WHAT NEEDS TO BE DONE =
Wherever a line holds the word "this", copy that line out.

TASK INPUT =
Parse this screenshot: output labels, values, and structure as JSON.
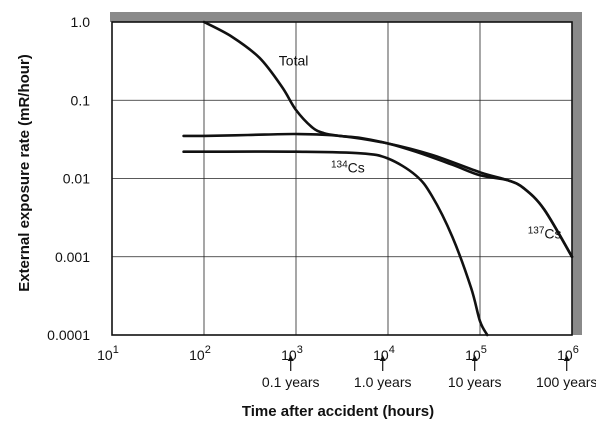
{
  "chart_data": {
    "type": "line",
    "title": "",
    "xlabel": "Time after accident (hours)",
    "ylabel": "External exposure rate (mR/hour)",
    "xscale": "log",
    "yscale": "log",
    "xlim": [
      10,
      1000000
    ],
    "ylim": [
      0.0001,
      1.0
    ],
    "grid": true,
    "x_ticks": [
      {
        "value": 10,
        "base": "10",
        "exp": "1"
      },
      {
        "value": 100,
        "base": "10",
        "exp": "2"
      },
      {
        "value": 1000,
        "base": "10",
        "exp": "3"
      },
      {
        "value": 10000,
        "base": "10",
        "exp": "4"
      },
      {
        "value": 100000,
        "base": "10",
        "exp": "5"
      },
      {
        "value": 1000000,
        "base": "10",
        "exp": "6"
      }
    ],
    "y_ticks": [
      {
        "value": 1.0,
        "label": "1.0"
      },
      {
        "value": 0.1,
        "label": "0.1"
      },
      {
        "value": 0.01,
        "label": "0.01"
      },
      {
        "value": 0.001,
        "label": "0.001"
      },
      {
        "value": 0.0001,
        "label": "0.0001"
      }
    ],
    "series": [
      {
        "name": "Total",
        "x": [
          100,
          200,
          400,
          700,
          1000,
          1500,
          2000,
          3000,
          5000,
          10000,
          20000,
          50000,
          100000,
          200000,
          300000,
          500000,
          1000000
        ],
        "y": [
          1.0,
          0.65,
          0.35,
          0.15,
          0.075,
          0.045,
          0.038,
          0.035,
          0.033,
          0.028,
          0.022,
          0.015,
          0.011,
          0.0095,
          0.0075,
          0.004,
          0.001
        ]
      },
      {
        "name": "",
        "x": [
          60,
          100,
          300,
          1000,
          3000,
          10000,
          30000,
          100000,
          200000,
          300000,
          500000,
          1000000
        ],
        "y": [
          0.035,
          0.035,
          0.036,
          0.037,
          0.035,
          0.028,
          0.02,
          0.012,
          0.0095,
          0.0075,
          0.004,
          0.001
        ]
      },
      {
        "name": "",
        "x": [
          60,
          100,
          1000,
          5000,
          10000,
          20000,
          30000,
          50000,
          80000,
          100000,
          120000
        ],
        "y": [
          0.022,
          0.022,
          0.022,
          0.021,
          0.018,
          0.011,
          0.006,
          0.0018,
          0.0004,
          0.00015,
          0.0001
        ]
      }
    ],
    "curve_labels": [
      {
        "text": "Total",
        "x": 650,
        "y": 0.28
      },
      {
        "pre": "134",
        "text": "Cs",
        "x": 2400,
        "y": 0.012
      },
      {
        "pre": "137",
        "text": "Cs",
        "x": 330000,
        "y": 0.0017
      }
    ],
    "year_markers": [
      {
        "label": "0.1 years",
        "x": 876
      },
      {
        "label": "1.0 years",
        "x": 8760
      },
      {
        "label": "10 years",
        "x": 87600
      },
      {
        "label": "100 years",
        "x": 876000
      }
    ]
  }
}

--

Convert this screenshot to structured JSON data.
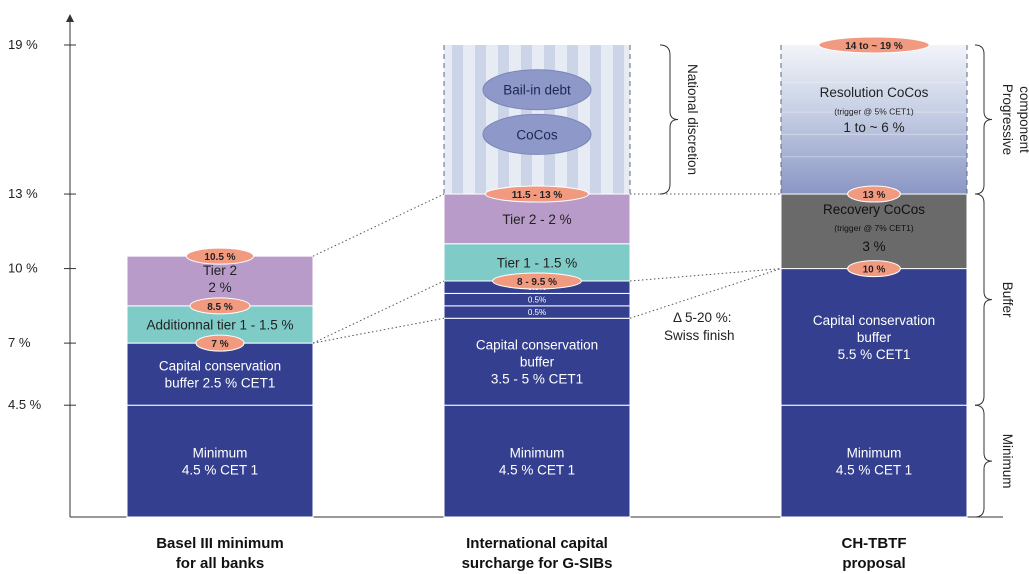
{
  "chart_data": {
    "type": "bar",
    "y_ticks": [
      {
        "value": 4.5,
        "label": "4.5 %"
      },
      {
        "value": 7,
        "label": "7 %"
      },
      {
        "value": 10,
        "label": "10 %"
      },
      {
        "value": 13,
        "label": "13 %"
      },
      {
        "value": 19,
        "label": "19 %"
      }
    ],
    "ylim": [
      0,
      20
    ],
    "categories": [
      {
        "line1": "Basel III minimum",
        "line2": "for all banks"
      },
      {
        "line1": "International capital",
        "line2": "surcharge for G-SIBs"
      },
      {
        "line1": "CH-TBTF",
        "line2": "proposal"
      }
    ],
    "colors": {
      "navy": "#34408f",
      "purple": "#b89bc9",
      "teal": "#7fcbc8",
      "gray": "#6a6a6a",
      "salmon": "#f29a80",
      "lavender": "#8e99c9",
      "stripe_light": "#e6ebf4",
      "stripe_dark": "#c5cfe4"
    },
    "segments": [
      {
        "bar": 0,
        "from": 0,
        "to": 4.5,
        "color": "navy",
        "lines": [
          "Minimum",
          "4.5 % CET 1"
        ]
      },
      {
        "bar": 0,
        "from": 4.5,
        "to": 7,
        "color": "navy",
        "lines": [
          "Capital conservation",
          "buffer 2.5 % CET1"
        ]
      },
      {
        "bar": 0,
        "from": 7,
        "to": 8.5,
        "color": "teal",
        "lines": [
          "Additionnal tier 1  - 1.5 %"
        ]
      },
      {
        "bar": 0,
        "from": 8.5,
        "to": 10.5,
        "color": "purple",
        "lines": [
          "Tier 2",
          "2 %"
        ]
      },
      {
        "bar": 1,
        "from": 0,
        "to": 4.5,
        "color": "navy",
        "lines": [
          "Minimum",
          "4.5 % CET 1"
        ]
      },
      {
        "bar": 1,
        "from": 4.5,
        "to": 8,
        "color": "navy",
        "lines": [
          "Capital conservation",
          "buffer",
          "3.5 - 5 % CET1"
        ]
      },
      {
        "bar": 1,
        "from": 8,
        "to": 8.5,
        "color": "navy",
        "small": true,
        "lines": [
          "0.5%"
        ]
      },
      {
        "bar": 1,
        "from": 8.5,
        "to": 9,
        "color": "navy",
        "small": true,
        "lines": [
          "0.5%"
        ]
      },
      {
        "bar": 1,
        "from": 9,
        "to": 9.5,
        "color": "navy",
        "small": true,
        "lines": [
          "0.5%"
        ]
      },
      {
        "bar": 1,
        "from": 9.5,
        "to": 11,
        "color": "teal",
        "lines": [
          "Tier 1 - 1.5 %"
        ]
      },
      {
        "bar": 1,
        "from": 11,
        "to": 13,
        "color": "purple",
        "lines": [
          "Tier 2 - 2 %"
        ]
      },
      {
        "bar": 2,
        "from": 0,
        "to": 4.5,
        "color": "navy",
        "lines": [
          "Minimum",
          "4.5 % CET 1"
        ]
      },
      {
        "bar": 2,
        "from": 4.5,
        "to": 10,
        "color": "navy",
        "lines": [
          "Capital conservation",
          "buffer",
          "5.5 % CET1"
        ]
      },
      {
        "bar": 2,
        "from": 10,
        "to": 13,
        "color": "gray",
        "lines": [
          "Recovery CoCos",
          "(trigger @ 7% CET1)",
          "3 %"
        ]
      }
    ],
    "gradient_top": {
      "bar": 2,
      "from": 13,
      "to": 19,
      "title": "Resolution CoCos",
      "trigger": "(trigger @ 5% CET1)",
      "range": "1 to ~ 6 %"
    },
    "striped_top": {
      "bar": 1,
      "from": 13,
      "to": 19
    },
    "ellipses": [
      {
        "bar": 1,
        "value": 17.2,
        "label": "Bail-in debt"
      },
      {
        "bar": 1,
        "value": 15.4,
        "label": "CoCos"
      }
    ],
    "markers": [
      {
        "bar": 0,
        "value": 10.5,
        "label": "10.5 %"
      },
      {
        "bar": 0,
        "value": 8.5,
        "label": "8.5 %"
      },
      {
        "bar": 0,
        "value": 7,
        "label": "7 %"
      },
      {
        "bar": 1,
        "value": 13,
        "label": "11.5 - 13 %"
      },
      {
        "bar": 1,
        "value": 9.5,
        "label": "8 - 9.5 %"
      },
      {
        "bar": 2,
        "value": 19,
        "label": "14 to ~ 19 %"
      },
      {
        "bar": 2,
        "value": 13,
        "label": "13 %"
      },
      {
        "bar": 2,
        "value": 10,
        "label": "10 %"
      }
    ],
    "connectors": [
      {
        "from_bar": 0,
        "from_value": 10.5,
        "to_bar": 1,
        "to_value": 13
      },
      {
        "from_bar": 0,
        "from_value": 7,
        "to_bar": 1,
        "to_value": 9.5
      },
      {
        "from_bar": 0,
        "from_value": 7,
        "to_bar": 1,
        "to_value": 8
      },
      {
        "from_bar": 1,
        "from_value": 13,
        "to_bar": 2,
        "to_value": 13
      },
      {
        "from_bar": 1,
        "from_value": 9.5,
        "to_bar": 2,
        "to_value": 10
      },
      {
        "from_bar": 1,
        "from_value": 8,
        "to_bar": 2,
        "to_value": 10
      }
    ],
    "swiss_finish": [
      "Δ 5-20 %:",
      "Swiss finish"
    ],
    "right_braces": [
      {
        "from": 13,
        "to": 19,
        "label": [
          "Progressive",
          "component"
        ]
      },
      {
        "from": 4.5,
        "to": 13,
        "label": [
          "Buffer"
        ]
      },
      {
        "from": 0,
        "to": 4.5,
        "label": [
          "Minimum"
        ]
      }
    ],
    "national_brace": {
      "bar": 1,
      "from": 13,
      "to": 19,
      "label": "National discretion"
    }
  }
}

FULL ANSWER =
Parse this screenshot: output labels, values, and structure as JSON.
Convert this screenshot to structured JSON data.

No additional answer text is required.